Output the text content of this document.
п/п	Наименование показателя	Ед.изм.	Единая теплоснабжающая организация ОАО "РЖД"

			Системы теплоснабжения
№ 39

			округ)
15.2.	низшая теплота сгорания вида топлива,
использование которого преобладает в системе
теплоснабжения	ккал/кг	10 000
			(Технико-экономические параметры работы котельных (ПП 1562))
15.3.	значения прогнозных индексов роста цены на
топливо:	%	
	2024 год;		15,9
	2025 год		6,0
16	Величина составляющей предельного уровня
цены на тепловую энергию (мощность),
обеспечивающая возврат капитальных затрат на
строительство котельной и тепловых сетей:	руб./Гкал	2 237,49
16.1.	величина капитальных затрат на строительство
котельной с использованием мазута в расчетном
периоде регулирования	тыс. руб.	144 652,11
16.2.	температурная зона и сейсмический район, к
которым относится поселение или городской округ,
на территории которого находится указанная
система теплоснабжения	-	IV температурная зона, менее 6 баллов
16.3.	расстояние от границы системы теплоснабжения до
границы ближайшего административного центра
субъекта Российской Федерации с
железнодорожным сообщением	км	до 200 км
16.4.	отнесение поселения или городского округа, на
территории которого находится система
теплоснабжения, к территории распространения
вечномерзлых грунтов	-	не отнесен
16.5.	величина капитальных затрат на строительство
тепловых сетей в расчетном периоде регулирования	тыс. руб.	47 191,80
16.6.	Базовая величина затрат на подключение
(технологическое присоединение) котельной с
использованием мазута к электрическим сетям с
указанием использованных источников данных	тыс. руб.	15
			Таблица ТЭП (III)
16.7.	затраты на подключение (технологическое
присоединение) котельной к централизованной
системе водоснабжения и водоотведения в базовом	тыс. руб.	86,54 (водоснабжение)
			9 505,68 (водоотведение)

* Challenge
Which lines hold the word "теплоснабжения"? Copy all of them.

* Written response
			Системы теплоснабжения
теплоснабжения	ккал/кг	10 000
система теплоснабжения	-	IV температурная зона, менее 6 баллов
16.3.	расстояние от границы системы теплоснабжения до
теплоснабжения, к территории распространения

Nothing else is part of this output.